··· Data listing
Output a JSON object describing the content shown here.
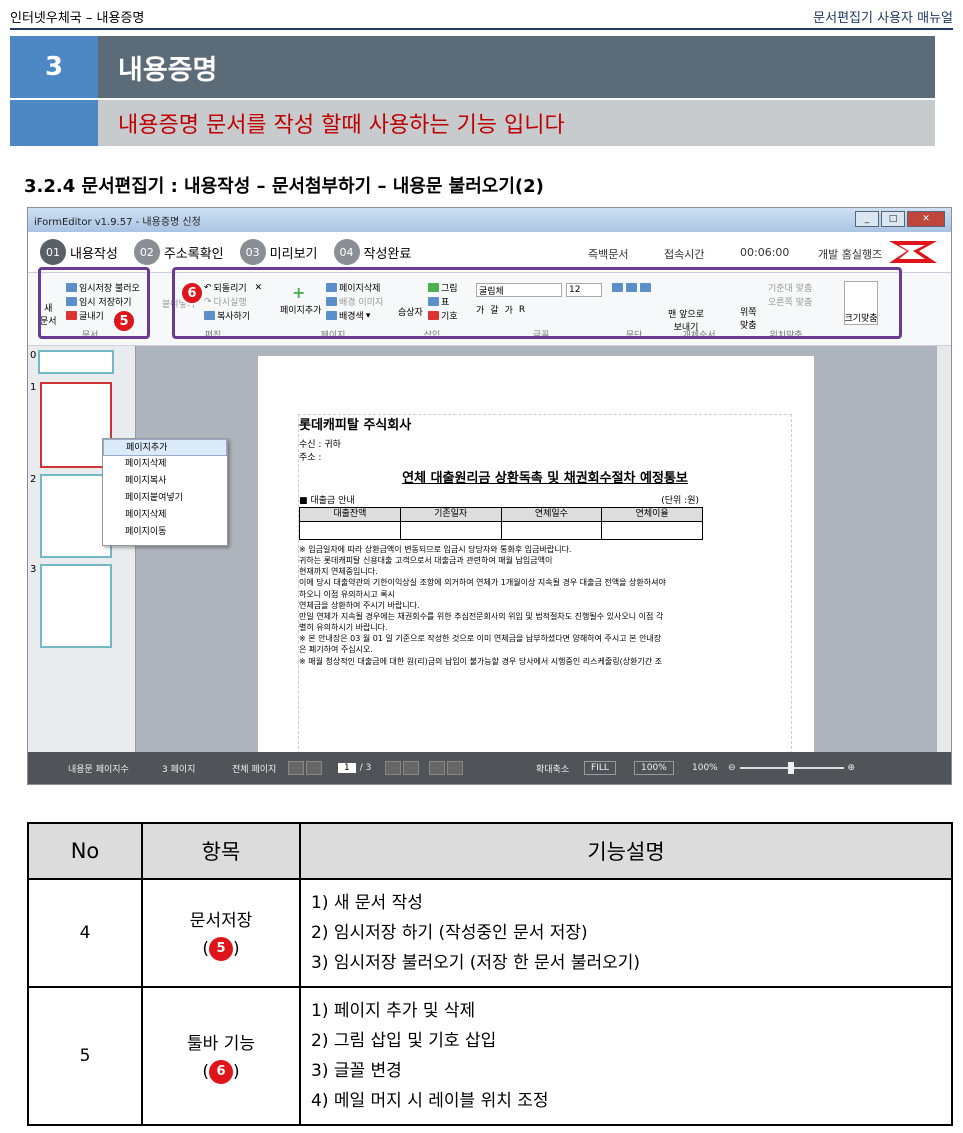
{
  "header": {
    "left": "인터넷우체국 – 내용증명",
    "right": "문서편집기 사용자 매뉴얼"
  },
  "chapter": {
    "number": "3",
    "title": "내용증명",
    "subtitle": "내용증명 문서를 작성 할때 사용하는 기능 입니다"
  },
  "section_title": "3.2.4 문서편집기 : 내용작성 – 문서첨부하기 –  내용문 불러오기(2)",
  "app": {
    "window_title": "iFormEditor v1.9.57 - 내용증명 신청",
    "steps": [
      {
        "num": "01",
        "label": "내용작성"
      },
      {
        "num": "02",
        "label": "주소록확인"
      },
      {
        "num": "03",
        "label": "미리보기"
      },
      {
        "num": "04",
        "label": "작성완료"
      }
    ],
    "status": {
      "doc": "즉백문서",
      "access": "접속시간",
      "time": "00:06:00",
      "user": "개발 홈실행즈"
    },
    "ribbon": {
      "doc_group": {
        "label": "문서",
        "new": "새\n문서",
        "items": [
          "임시저장 불러오",
          "임시 저장하기",
          "글내기"
        ]
      },
      "edit_group": {
        "label": "편집",
        "items": [
          "되돌리기",
          "다시실행",
          "복사하기"
        ],
        "paste": "붙여넣기"
      },
      "page_group": {
        "label": "페이지",
        "add": "페이지추가",
        "items": [
          "페이지삭제",
          "배경 이미지",
          "배경색"
        ]
      },
      "insert_group": {
        "label": "삽입",
        "shape": "슴상자",
        "items": [
          "그림",
          "표",
          "기호"
        ]
      },
      "font_group": {
        "label": "글꼴",
        "font": "굴림체",
        "size": "12",
        "styles": [
          "가",
          "갈",
          "가",
          "R"
        ]
      },
      "para_group": {
        "label": "문단"
      },
      "object_group": {
        "label": "개체순서",
        "front": "맨 앞으로\n보내기"
      },
      "pos_group": {
        "label": "위치맞춤",
        "align": "위쪽\n맞춤",
        "items": [
          "기준대 맞춤",
          "오른쪽 맞춤"
        ]
      },
      "fit": "크기맞춤"
    },
    "badge5": "5",
    "badge6": "6",
    "thumbs": [
      "0",
      "1",
      "2",
      "3"
    ],
    "context_menu": [
      "페이지추가",
      "페이지삭제",
      "페이지복사",
      "페이지붙여넣기",
      "페이지삭제",
      "페이지이동"
    ],
    "doc": {
      "company": "롯데캐피탈  주식회사",
      "recipient": "수신 :                귀하",
      "address": "주소 :",
      "title": "연체  대출원리금  상환독촉  및  채권회수절차  예정통보",
      "loan_info": "■ 대출금 안내",
      "unit": "(단위 :원)",
      "table_headers": [
        "대출잔액",
        "기존일자",
        "연체일수",
        "연체이율"
      ],
      "lines": [
        "※ 입금일자에 따라 상환금액이 변동되므로 입금시 당당자와 통화후 입금바랍니다.",
        "귀하는 롯데캐피탈 신용대출 고객으로서 대출금과 관련하여 매월 납입금액이",
        "현재까지 연체중입니다.",
        "이에 당시 대출약관의 기한이익상실 조항에 의거하여 연체가 1개월이상 지속될 경우 대출금 전액을 상환하셔야",
        "하오니 이점 유의하시고 록시",
        "연체금을 상환하여 주시기 바랍니다.",
        "만일 연체가 지속될 경우에는 채권회수를 위한 추심전문회사의 위임 및 법적절차도 진행될수 있사오니 이점 각",
        "별히 유의하시기 바랍니다.",
        "※ 본 안내장은 03 월 01 일 기준으로 작성한 것으로 이미 연체금을 납부하셨다면 양해하여 주시고 본 안내장",
        "   은 폐기하여 주십시오.",
        "※ 매월 청상적인 대출금에 대한 원(리)금의 납입이 불가능할 경우 당사에서 시행중인 리스케줄링(상환기간 조"
      ]
    },
    "statusbar": {
      "page_count_label": "내용문 페이지수",
      "page_count": "3 페이지",
      "total_label": "전체 페이지",
      "current": "1",
      "total": "/ 3",
      "zoom_label": "확대축소",
      "fill": "FILL",
      "pct_btn": "100%",
      "zoom": "100%"
    }
  },
  "table": {
    "headers": [
      "No",
      "항목",
      "기능설명"
    ],
    "rows": [
      {
        "no": "4",
        "item": "문서저장",
        "badge": "5",
        "desc": [
          "1) 새 문서 작성",
          "2) 임시저장 하기 (작성중인 문서 저장)",
          "3) 임시저장 불러오기 (저장 한 문서 불러오기)"
        ]
      },
      {
        "no": "5",
        "item": "툴바 기능",
        "badge": "6",
        "desc": [
          "1) 페이지 추가 및 삭제",
          "2) 그림 삽입 및 기호 삽입",
          "3) 글꼴 변경",
          "4) 메일 머지 시 레이블 위치 조정"
        ]
      }
    ]
  }
}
······
> **Do this**: Quote the records in full and exactly; skip any image.

> **Solution to this problem**:
Output a JSON object describing the content shown here.
{
  "header": {
    "left": "인터넷우체국 – 내용증명",
    "right": "문서편집기 사용자 매뉴얼"
  },
  "chapter": {
    "number": "3",
    "title": "내용증명",
    "subtitle": "내용증명 문서를 작성 할때 사용하는 기능 입니다"
  },
  "section_title": "3.2.4 문서편집기 : 내용작성 – 문서첨부하기 –  내용문 불러오기(2)",
  "app": {
    "window_title": "iFormEditor v1.9.57 - 내용증명 신청",
    "steps": [
      {
        "num": "01",
        "label": "내용작성"
      },
      {
        "num": "02",
        "label": "주소록확인"
      },
      {
        "num": "03",
        "label": "미리보기"
      },
      {
        "num": "04",
        "label": "작성완료"
      }
    ],
    "status": {
      "doc": "즉백문서",
      "access": "접속시간",
      "time": "00:06:00",
      "user": "개발 홈실행즈"
    },
    "ribbon": {
      "doc_group": {
        "label": "문서",
        "new": "새\n문서",
        "items": [
          "임시저장 불러오",
          "임시 저장하기",
          "글내기"
        ]
      },
      "edit_group": {
        "label": "편집",
        "items": [
          "되돌리기",
          "다시실행",
          "복사하기"
        ],
        "paste": "붙여넣기"
      },
      "page_group": {
        "label": "페이지",
        "add": "페이지추가",
        "items": [
          "페이지삭제",
          "배경 이미지",
          "배경색"
        ]
      },
      "insert_group": {
        "label": "삽입",
        "shape": "슴상자",
        "items": [
          "그림",
          "표",
          "기호"
        ]
      },
      "font_group": {
        "label": "글꼴",
        "font": "굴림체",
        "size": "12",
        "styles": [
          "가",
          "갈",
          "가",
          "R"
        ]
      },
      "para_group": {
        "label": "문단"
      },
      "object_group": {
        "label": "개체순서",
        "front": "맨 앞으로\n보내기"
      },
      "pos_group": {
        "label": "위치맞춤",
        "align": "위쪽\n맞춤",
        "items": [
          "기준대 맞춤",
          "오른쪽 맞춤"
        ]
      },
      "fit": "크기맞춤"
    },
    "badge5": "5",
    "badge6": "6",
    "thumbs": [
      "0",
      "1",
      "2",
      "3"
    ],
    "context_menu": [
      "페이지추가",
      "페이지삭제",
      "페이지복사",
      "페이지붙여넣기",
      "페이지삭제",
      "페이지이동"
    ],
    "doc": {
      "company": "롯데캐피탈  주식회사",
      "recipient": "수신 :                귀하",
      "address": "주소 :",
      "title": "연체  대출원리금  상환독촉  및  채권회수절차  예정통보",
      "loan_info": "■ 대출금 안내",
      "unit": "(단위 :원)",
      "table_headers": [
        "대출잔액",
        "기존일자",
        "연체일수",
        "연체이율"
      ],
      "lines": [
        "※ 입금일자에 따라 상환금액이 변동되므로 입금시 당당자와 통화후 입금바랍니다.",
        "귀하는 롯데캐피탈 신용대출 고객으로서 대출금과 관련하여 매월 납입금액이",
        "현재까지 연체중입니다.",
        "이에 당시 대출약관의 기한이익상실 조항에 의거하여 연체가 1개월이상 지속될 경우 대출금 전액을 상환하셔야",
        "하오니 이점 유의하시고 록시",
        "연체금을 상환하여 주시기 바랍니다.",
        "만일 연체가 지속될 경우에는 채권회수를 위한 추심전문회사의 위임 및 법적절차도 진행될수 있사오니 이점 각",
        "별히 유의하시기 바랍니다.",
        "※ 본 안내장은 03 월 01 일 기준으로 작성한 것으로 이미 연체금을 납부하셨다면 양해하여 주시고 본 안내장",
        "   은 폐기하여 주십시오.",
        "※ 매월 청상적인 대출금에 대한 원(리)금의 납입이 불가능할 경우 당사에서 시행중인 리스케줄링(상환기간 조"
      ]
    },
    "statusbar": {
      "page_count_label": "내용문 페이지수",
      "page_count": "3 페이지",
      "total_label": "전체 페이지",
      "current": "1",
      "total": "/ 3",
      "zoom_label": "확대축소",
      "fill": "FILL",
      "pct_btn": "100%",
      "zoom": "100%"
    }
  },
  "table": {
    "headers": [
      "No",
      "항목",
      "기능설명"
    ],
    "rows": [
      {
        "no": "4",
        "item": "문서저장",
        "badge": "5",
        "desc": [
          "1) 새 문서 작성",
          "2) 임시저장 하기 (작성중인 문서 저장)",
          "3) 임시저장 불러오기 (저장 한 문서 불러오기)"
        ]
      },
      {
        "no": "5",
        "item": "툴바 기능",
        "badge": "6",
        "desc": [
          "1) 페이지 추가 및 삭제",
          "2) 그림 삽입 및 기호 삽입",
          "3) 글꼴 변경",
          "4) 메일 머지 시 레이블 위치 조정"
        ]
      }
    ]
  }
}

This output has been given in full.